Below are the records; copy each line in them that holds the word "checked".
┌─ Records for the task
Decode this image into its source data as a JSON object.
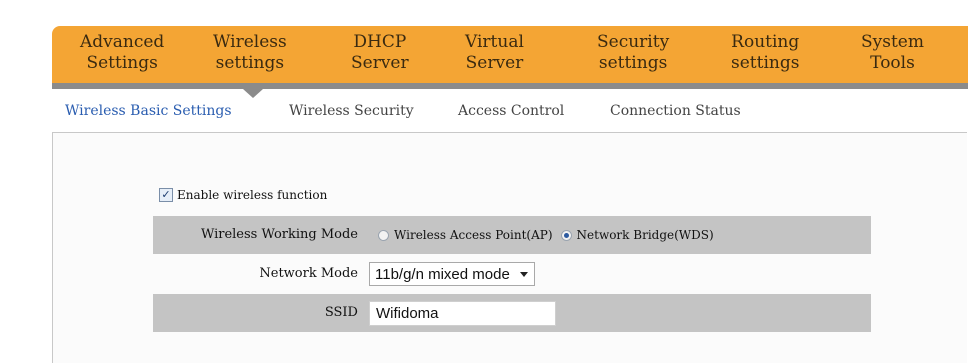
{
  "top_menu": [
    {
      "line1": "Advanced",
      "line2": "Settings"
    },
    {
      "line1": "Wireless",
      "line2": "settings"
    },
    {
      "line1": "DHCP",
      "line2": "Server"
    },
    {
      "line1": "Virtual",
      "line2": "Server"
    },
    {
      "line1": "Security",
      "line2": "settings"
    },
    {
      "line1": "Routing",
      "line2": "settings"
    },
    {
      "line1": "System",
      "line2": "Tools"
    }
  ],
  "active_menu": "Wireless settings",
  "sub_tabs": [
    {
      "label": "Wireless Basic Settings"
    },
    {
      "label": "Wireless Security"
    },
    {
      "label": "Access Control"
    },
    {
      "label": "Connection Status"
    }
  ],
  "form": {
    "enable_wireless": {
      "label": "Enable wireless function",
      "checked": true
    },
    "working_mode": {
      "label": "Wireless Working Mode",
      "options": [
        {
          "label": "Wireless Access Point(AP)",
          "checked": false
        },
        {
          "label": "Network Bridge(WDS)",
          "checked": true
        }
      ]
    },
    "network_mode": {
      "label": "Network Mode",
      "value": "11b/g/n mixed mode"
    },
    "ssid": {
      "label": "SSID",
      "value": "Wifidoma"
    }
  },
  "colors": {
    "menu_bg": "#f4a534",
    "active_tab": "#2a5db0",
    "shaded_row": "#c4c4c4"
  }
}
└─
┌─ Records for the task
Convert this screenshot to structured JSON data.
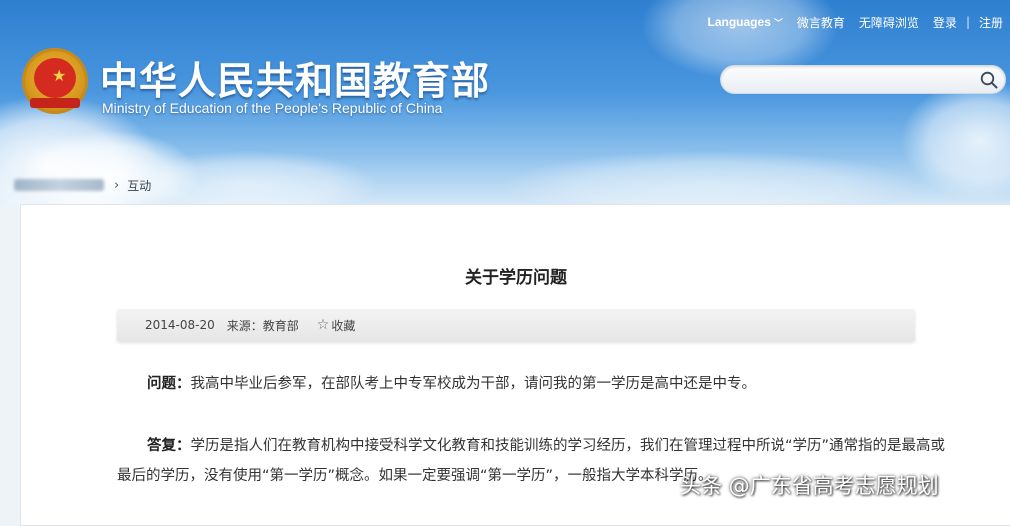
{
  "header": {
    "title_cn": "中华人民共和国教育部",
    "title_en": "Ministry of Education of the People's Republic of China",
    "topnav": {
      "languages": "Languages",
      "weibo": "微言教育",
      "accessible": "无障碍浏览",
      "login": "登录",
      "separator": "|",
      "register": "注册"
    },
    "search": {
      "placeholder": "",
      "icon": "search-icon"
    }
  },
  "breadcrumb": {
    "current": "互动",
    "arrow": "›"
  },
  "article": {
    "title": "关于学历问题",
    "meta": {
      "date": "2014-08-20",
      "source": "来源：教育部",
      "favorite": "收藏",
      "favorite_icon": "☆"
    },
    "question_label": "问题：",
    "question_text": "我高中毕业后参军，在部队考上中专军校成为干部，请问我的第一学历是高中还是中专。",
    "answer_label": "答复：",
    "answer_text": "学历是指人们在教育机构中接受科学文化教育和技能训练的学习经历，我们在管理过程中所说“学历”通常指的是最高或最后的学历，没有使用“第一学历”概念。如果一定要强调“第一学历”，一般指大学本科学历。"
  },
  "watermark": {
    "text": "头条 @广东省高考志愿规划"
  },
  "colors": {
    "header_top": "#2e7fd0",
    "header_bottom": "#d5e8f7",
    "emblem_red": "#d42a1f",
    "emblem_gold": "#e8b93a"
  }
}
└─
- **Result of this exercise**
      "checked": true
          "checked": false
          "checked": true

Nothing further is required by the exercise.